Provide the records once more, identical to the original.

Dataset excerpt:
==*==

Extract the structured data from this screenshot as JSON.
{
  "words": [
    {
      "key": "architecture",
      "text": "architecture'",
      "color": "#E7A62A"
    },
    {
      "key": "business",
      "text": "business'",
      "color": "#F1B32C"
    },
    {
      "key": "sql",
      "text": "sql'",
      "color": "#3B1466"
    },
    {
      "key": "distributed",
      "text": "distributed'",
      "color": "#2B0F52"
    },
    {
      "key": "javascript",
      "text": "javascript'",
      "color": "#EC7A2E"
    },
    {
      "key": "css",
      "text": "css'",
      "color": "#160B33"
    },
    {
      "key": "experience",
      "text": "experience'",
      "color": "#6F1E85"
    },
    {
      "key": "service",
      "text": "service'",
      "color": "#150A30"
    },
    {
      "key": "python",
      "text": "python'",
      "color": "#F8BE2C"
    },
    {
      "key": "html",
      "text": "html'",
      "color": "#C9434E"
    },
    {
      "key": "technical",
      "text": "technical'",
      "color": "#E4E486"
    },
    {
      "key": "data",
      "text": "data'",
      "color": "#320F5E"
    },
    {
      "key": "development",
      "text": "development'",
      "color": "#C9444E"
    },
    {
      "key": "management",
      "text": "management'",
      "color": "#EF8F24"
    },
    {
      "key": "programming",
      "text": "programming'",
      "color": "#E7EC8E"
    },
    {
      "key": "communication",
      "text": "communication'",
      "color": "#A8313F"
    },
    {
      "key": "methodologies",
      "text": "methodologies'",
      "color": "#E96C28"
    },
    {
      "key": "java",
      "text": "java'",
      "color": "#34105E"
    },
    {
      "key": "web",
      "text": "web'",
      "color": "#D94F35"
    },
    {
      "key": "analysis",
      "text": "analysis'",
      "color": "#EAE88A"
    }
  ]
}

==*==

Complete answer »
Extract the structured data from this screenshot as JSON.
{
  "words": [
    {
      "key": "architecture",
      "text": "architecture'",
      "color": "#E7A62A"
    },
    {
      "key": "business",
      "text": "business'",
      "color": "#F1B32C"
    },
    {
      "key": "sql",
      "text": "sql'",
      "color": "#3B1466"
    },
    {
      "key": "distributed",
      "text": "distributed'",
      "color": "#2B0F52"
    },
    {
      "key": "javascript",
      "text": "javascript'",
      "color": "#EC7A2E"
    },
    {
      "key": "css",
      "text": "css'",
      "color": "#160B33"
    },
    {
      "key": "experience",
      "text": "experience'",
      "color": "#6F1E85"
    },
    {
      "key": "service",
      "text": "service'",
      "color": "#150A30"
    },
    {
      "key": "python",
      "text": "python'",
      "color": "#F8BE2C"
    },
    {
      "key": "html",
      "text": "html'",
      "color": "#C9434E"
    },
    {
      "key": "technical",
      "text": "technical'",
      "color": "#E4E486"
    },
    {
      "key": "data",
      "text": "data'",
      "color": "#320F5E"
    },
    {
      "key": "development",
      "text": "development'",
      "color": "#C9444E"
    },
    {
      "key": "management",
      "text": "management'",
      "color": "#EF8F24"
    },
    {
      "key": "programming",
      "text": "programming'",
      "color": "#E7EC8E"
    },
    {
      "key": "communication",
      "text": "communication'",
      "color": "#A8313F"
    },
    {
      "key": "methodologies",
      "text": "methodologies'",
      "color": "#E96C28"
    },
    {
      "key": "java",
      "text": "java'",
      "color": "#34105E"
    },
    {
      "key": "web",
      "text": "web'",
      "color": "#D94F35"
    },
    {
      "key": "analysis",
      "text": "analysis'",
      "color": "#EAE88A"
    }
  ]
}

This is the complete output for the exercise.